--- start Extracted material ---

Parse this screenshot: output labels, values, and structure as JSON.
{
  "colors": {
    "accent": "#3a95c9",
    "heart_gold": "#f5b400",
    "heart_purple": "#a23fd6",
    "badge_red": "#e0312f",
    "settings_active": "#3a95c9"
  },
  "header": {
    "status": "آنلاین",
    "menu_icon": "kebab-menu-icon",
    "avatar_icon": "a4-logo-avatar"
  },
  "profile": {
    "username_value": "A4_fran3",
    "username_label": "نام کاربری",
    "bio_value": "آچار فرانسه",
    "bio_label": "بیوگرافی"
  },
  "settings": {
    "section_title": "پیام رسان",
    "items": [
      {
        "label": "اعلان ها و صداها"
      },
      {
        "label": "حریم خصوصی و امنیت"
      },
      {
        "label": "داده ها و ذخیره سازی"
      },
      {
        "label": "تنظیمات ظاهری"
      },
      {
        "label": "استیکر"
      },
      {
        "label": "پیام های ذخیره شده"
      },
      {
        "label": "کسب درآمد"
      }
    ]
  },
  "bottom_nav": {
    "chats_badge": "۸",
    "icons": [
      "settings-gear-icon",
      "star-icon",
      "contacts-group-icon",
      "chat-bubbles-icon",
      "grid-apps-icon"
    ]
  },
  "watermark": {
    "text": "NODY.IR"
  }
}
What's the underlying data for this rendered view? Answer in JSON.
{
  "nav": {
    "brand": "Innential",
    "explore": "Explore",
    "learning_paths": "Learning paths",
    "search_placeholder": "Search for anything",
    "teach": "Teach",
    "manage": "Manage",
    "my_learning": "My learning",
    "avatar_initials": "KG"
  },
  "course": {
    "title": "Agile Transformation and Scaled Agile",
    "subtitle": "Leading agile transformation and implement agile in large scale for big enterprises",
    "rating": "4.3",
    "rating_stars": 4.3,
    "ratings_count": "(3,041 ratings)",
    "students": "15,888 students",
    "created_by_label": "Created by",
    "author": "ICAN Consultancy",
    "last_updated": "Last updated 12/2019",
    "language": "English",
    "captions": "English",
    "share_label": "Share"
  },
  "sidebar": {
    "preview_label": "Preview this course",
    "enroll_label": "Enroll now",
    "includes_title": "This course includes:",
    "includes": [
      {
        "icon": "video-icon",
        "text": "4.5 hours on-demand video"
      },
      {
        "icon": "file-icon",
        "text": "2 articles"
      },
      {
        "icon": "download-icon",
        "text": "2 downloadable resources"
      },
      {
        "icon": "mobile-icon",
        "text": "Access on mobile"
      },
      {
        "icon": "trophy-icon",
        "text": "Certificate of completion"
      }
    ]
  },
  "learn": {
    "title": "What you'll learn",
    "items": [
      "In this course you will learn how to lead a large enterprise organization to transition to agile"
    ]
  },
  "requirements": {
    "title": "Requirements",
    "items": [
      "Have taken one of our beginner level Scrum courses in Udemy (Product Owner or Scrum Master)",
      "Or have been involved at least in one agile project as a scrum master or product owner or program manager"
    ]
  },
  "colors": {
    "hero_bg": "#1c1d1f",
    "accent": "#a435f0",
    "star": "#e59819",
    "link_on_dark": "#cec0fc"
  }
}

--- end Extracted material ---

From the data above, count the lines where "پیام" occurs and give that figure and nothing else.

2